==== Passage given ====

Fort Worth Star Telegram    11/20/2009 Author: Bob Cox
Copyright 2009

F-35 test flight 11-13-08 002 In a column posted on Huffington Post, Winslow Wheeler, director of the Straus Military Reform Project at the Center for Defense Information, reprises a long ago commentary on the political finagling that led to the Joint Strike Fighter.
 

The August 2000 commentary (The JSF: one More Card In The House) by Chuck Spinney, former Air Force officer and civilian Pentagon weapons program cost analyst, makes some interesting points that in hindsight were eerily prescient of the situation that could be developing today.

 

The Joint Strike Fighter (JSF), central to the Department of Defense's modernization agenda, looks more and more like a case of "Here we go again." Why? Because:

 

* Without timely deliveries of 2,853 JSFs, beginning in 2007, the plan to modernize Air Force, Navy, and Marine Corps tactical aviation (TacAir) forces won't happen.

* Without the promises of acquisition reform-cost savings, shorter development times, increased production efficiencies, all without sacrificing capability-the economic assumptions gluing together the entire DoD modernization program unravel.

 

The TacAir house of cards is the inevitable product of short-sighted decisions made as the Cold War ended. In 1991 and 1992, the Air Force and Navy prematurely rushed the F-22 and F/A-18E/F, respectively, into engineering and manufacturing development (EMD) without determining how they would modernize the entire force over the long term. In both cases, the aim was the same: build political support networks quickly before the threat of a peace dividend became the skunk at the garden party - and hope that the future would take care of itself.

====

• _Exercise tasks_
a) Rewrite the entries as a numbered list, from the first entry through the line containing "legend-label-non-amf: non-AMF <box>848", leaving out any blank lines.
b) Extend the Joint Strike Fighter commentary, starting after its last sentence.

==== Supplied data ====

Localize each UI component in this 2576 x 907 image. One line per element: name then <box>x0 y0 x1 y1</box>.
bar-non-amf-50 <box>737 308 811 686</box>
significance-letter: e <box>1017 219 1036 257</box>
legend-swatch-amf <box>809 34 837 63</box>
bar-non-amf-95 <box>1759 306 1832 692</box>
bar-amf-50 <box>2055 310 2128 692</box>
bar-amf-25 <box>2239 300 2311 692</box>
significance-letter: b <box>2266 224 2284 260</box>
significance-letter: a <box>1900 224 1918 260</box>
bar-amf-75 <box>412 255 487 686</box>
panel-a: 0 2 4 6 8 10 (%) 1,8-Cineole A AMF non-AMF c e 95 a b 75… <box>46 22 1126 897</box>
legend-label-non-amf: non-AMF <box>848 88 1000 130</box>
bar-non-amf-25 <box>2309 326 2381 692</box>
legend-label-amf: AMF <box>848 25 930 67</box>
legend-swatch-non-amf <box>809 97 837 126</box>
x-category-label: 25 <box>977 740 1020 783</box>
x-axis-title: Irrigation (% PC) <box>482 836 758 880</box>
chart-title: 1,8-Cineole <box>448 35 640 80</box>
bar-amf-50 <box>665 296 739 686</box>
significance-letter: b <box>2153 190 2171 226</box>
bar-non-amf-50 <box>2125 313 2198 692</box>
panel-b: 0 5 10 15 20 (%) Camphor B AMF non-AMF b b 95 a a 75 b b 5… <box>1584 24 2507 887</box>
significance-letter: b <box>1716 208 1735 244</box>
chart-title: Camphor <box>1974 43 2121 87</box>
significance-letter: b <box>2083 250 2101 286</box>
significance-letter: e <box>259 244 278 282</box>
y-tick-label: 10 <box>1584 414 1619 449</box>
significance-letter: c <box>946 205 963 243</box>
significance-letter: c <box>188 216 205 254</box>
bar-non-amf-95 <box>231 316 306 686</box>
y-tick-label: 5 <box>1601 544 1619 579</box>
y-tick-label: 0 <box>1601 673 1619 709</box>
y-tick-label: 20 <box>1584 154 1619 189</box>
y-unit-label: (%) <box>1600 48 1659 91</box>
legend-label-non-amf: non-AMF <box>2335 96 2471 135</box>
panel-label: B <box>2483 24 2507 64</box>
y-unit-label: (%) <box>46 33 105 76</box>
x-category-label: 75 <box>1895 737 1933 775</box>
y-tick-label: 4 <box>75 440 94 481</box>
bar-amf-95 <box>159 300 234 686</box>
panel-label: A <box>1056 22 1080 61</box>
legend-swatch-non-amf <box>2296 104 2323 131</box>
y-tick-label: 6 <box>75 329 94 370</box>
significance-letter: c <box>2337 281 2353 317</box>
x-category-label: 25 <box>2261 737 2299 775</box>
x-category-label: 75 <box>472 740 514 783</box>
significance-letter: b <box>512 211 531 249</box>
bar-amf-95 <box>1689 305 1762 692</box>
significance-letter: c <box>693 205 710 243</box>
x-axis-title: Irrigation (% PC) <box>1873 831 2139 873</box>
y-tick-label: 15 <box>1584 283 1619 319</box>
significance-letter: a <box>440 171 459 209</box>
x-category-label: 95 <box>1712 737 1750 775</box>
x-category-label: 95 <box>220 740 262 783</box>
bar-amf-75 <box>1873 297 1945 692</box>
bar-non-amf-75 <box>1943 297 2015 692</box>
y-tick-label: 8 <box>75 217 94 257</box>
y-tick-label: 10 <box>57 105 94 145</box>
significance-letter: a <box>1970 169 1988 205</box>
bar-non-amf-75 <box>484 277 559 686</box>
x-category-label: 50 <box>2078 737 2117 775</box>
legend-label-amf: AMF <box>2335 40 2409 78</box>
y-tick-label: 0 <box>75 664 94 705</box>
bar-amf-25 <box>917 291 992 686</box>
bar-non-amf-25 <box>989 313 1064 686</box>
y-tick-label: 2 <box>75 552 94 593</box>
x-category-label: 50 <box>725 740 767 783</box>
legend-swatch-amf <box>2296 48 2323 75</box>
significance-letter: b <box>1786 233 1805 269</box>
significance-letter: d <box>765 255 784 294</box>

====

• _Final answers_
a)
1. Localize each UI component in this 2576 x 907 image. One line per element: name then <box>x0 y0 x1 y1</box>.
2. bar-non-amf-50 <box>737 308 811 686</box>
3. significance-letter: e <box>1017 219 1036 257</box>
4. legend-swatch-amf <box>809 34 837 63</box>
5. bar-non-amf-95 <box>1759 306 1832 692</box>
6. bar-amf-50 <box>2055 310 2128 692</box>
7. bar-amf-25 <box>2239 300 2311 692</box>
8. significance-letter: b <box>2266 224 2284 260</box>
9. significance-letter: a <box>1900 224 1918 260</box>
10. bar-amf-75 <box>412 255 487 686</box>
11. panel-a: 0 2 4 6 8 10 (%) 1,8-Cineole A AMF non-AMF c e 95 a b 75… <box>46 22 1126 897</box>
12. legend-label-non-amf: non-AMF <box>848 88 1000 130</box>

b)
 

And this part of the story is, well, we've seen it before. Full speed ahead and worry about the costs and consequences later.

 

In March 1999, the Congressional Budget Office reported to the Senate Armed Services Committee that JSF costs might be underestimated by as much a 50%; in March 2000, the General Accounting Office told Congress the development program should be lengthened to reduce technical/cost risks: "To allow the JSF to proceed as planned - without maturing critical technologies - would perpetuate conditions that have led to cost growth and schedule delays in many prior DoD weapons system acquisition programs." The GAO claims DoD restructured the program so that the EMD decision will be made with even less information than originally planned, and the program has migrated toward the traditional practice of developing technologies and products concurrently.

 

Some interesting reading. Spinney, by the way, was a protege of the late Col. John Boyd, one of the fighter mafia leaders and a co-father of the F-16.